#### Directions
What lines of the data hold the string "this"? Pull each one out.
___ Working data
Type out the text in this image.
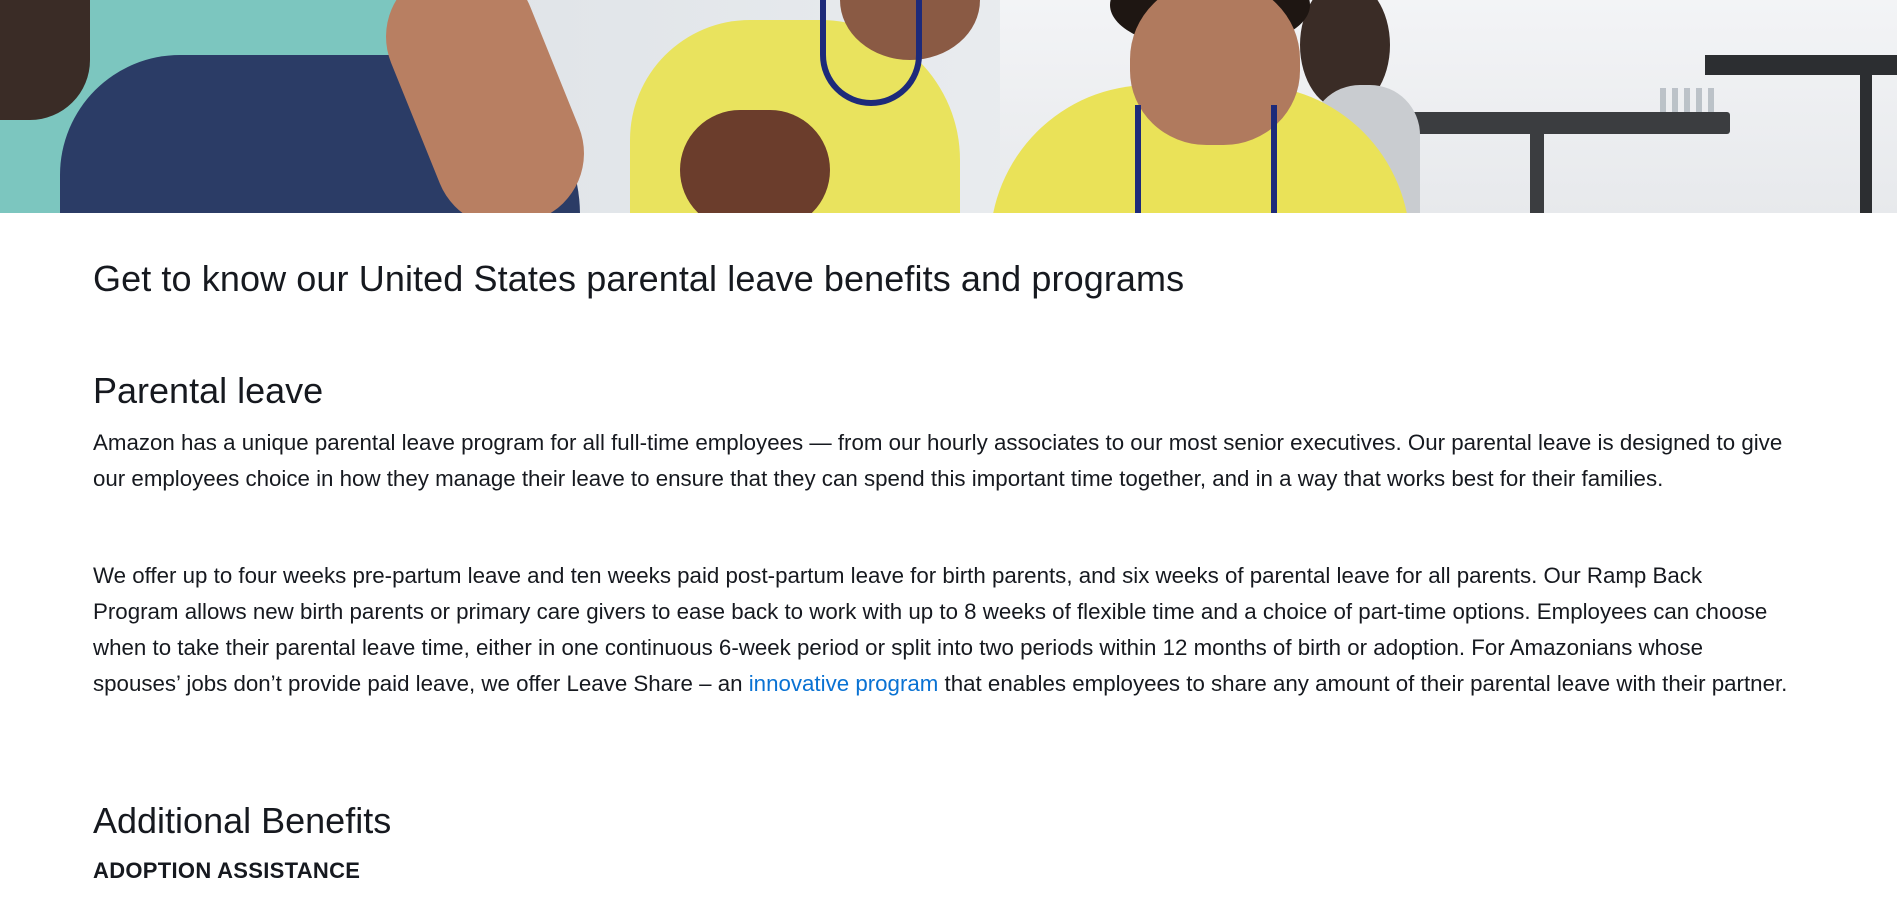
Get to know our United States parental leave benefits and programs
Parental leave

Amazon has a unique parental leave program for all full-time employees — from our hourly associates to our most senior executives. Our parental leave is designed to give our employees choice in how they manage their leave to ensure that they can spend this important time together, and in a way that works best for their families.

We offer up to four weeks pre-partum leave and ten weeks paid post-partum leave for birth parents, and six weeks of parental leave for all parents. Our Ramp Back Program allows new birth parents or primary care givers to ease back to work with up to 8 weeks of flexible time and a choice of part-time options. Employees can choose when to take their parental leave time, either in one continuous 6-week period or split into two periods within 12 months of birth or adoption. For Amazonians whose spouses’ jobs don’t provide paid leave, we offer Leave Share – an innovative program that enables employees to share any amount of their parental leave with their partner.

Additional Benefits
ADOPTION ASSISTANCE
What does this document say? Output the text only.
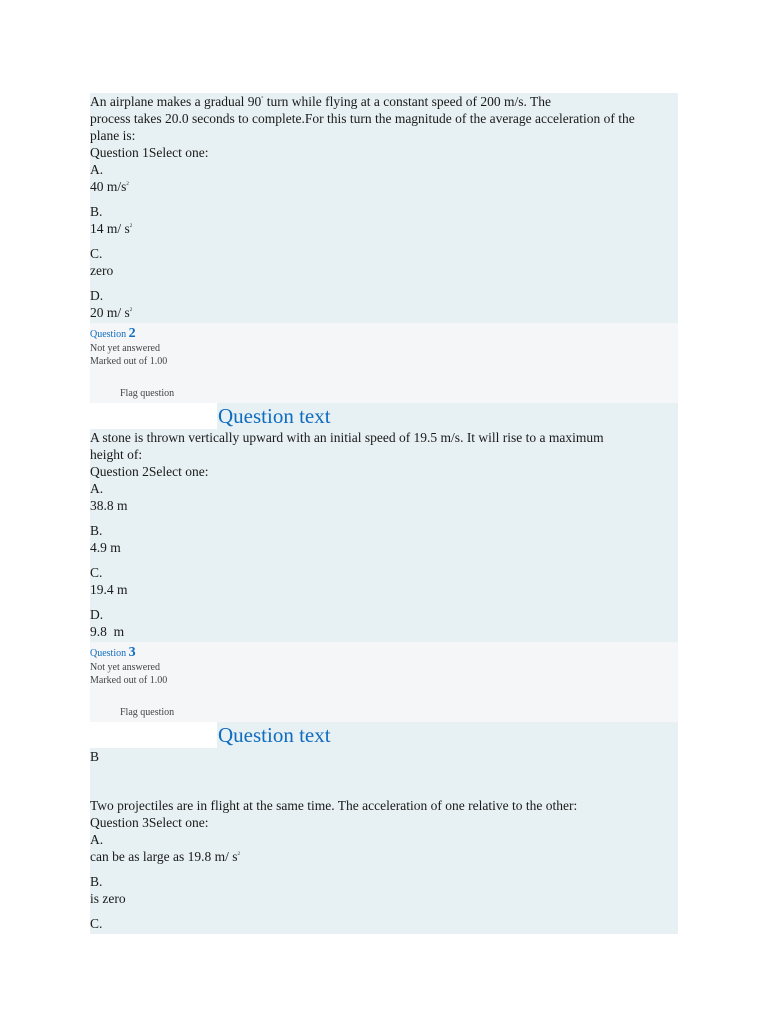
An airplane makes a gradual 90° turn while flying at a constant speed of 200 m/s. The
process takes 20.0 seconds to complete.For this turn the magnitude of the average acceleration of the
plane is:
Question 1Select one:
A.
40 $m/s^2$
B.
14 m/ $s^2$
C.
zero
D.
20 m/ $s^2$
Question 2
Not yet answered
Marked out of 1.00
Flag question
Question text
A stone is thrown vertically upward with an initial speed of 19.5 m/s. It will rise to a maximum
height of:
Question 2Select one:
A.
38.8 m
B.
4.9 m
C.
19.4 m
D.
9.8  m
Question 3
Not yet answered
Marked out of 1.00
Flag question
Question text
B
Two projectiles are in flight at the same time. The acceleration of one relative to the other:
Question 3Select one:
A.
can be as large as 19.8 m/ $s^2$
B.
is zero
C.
______
#### Final result
Type out the text in this image.
Amazon has a unique parental leave program for all full-time employees — from our hourly associates to our most senior executives. Our parental leave is designed to give our employees choice in how they manage their leave to ensure that they can spend this important time together, and in a way that works best for their families.
What does this document say? Output the text only.
process takes 20.0 seconds to complete.For this turn the magnitude of the average acceleration of the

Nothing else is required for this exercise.